>> Start Material for this exercise

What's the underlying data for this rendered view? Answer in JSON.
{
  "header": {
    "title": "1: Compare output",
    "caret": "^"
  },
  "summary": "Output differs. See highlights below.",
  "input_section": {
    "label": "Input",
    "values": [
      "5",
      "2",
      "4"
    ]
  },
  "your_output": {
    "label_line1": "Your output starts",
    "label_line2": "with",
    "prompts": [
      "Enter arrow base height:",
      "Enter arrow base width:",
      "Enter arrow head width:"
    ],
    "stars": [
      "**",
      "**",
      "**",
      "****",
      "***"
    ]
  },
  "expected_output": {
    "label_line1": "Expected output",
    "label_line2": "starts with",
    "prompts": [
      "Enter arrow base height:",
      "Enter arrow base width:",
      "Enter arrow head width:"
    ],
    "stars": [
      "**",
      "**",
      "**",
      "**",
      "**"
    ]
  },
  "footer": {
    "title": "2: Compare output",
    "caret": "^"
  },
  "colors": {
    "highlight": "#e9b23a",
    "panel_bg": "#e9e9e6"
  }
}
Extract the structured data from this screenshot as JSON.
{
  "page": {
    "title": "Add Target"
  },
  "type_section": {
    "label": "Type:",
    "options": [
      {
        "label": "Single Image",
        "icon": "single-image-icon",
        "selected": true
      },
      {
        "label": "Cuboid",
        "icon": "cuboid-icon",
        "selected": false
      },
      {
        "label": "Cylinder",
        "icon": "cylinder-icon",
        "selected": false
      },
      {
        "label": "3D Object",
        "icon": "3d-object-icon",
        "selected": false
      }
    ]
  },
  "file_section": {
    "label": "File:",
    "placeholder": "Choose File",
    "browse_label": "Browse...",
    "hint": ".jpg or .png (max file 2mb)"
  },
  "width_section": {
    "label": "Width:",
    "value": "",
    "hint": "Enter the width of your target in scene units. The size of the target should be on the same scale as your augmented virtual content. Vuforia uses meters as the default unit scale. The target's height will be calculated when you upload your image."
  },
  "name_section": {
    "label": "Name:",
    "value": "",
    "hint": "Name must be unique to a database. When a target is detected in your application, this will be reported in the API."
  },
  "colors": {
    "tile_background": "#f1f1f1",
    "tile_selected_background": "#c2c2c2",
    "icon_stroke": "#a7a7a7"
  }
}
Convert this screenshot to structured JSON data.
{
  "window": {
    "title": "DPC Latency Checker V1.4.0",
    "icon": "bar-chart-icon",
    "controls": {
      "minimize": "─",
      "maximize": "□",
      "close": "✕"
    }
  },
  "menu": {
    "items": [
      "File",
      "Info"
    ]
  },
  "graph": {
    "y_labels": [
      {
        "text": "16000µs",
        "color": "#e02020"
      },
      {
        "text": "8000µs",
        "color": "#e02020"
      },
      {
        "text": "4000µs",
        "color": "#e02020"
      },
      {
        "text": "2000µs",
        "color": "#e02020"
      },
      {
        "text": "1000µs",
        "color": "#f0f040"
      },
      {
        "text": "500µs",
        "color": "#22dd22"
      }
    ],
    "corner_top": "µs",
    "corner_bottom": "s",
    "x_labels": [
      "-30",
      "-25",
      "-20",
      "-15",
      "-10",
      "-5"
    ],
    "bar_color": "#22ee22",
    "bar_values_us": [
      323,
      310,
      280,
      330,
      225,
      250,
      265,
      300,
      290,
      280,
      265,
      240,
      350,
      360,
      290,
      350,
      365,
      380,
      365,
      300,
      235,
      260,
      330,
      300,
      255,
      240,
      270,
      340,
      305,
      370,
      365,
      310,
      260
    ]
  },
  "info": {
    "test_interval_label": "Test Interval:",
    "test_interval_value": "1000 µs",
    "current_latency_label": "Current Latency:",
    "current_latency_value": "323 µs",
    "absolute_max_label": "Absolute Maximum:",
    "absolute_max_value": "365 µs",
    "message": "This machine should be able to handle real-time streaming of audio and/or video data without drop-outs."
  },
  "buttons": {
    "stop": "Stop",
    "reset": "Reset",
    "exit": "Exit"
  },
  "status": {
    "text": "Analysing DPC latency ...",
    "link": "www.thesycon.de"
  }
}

>> End Material for this exercise

How many of the lines above include the string "will"? Answer with the number only.

2